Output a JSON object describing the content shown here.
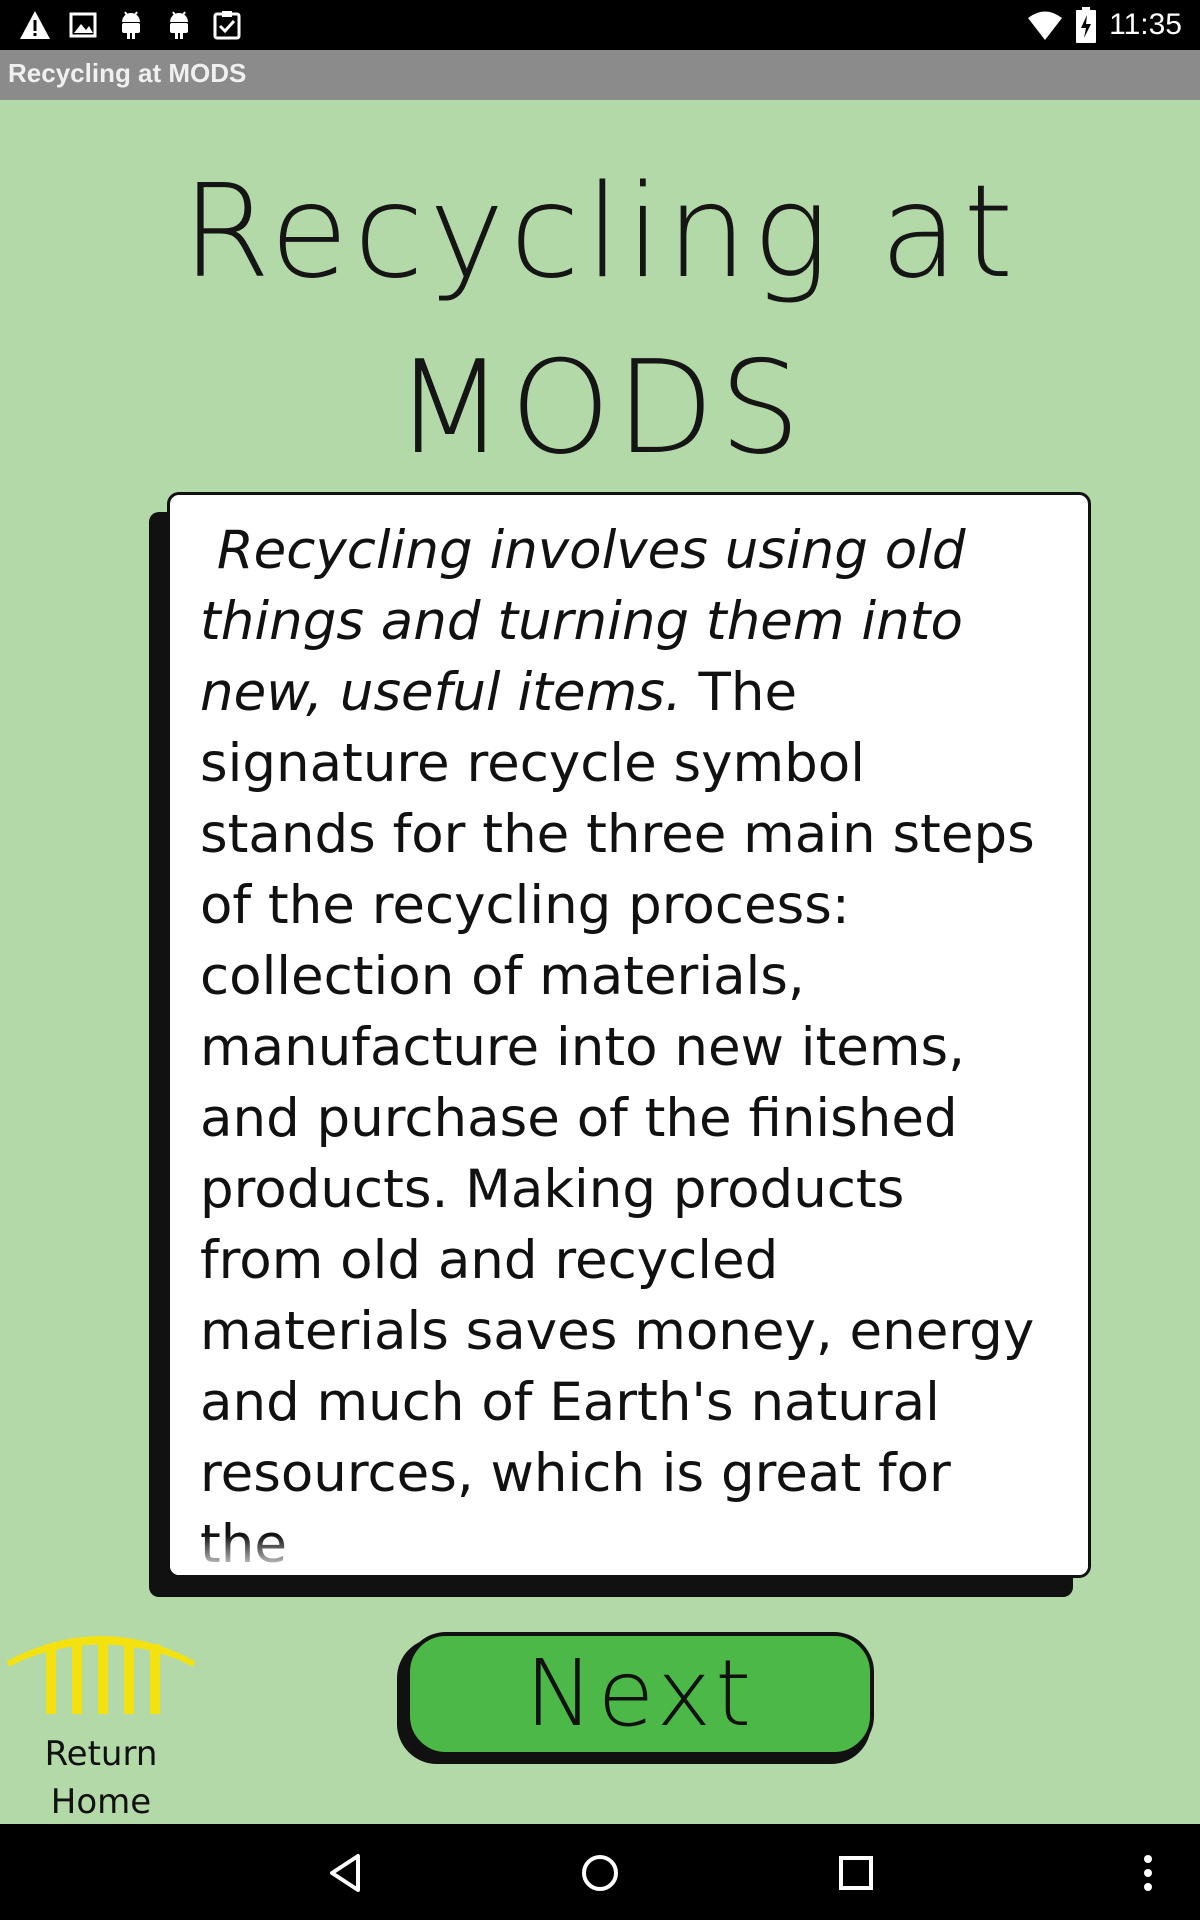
{
  "status_bar": {
    "time": "11:35",
    "left_icons": [
      "warning-icon",
      "image-icon",
      "android-icon",
      "android-icon",
      "clipboard-check-icon"
    ],
    "right_icons": [
      "wifi-icon",
      "battery-charging-icon"
    ]
  },
  "app_bar": {
    "title": "Recycling at MODS"
  },
  "heading": {
    "line1": "Recycling at",
    "line2": "MODS"
  },
  "card": {
    "italic_text": "Recycling involves using old things and turning them into new, useful items.",
    "body_text": " The signature recycle symbol stands for the three main steps of the recycling process: collection of materials, manufacture into new items, and purchase of the finished products. Making products from old and recycled materials saves money, energy and much of Earth's natural resources, which is great for the"
  },
  "home_button": {
    "line1": "Return",
    "line2": "Home",
    "icon": "arch-icon",
    "icon_color": "#f3e20f"
  },
  "next_button": {
    "label": "Next",
    "color": "#4cb848"
  },
  "nav_bar": {
    "icons": [
      "back-icon",
      "home-icon",
      "recents-icon",
      "overflow-menu-icon"
    ]
  }
}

************

**SHORT TASK**
Output all of the entries verbatim, leaving out any images.

**PROBLEM SOLUTION**
Output a JSON object describing the content shown here.
{
  "status_bar": {
    "time": "11:35",
    "left_icons": [
      "warning-icon",
      "image-icon",
      "android-icon",
      "android-icon",
      "clipboard-check-icon"
    ],
    "right_icons": [
      "wifi-icon",
      "battery-charging-icon"
    ]
  },
  "app_bar": {
    "title": "Recycling at MODS"
  },
  "heading": {
    "line1": "Recycling at",
    "line2": "MODS"
  },
  "card": {
    "italic_text": "Recycling involves using old things and turning them into new, useful items.",
    "body_text": " The signature recycle symbol stands for the three main steps of the recycling process: collection of materials, manufacture into new items, and purchase of the finished products. Making products from old and recycled materials saves money, energy and much of Earth's natural resources, which is great for the"
  },
  "home_button": {
    "line1": "Return",
    "line2": "Home",
    "icon": "arch-icon",
    "icon_color": "#f3e20f"
  },
  "next_button": {
    "label": "Next",
    "color": "#4cb848"
  },
  "nav_bar": {
    "icons": [
      "back-icon",
      "home-icon",
      "recents-icon",
      "overflow-menu-icon"
    ]
  }
}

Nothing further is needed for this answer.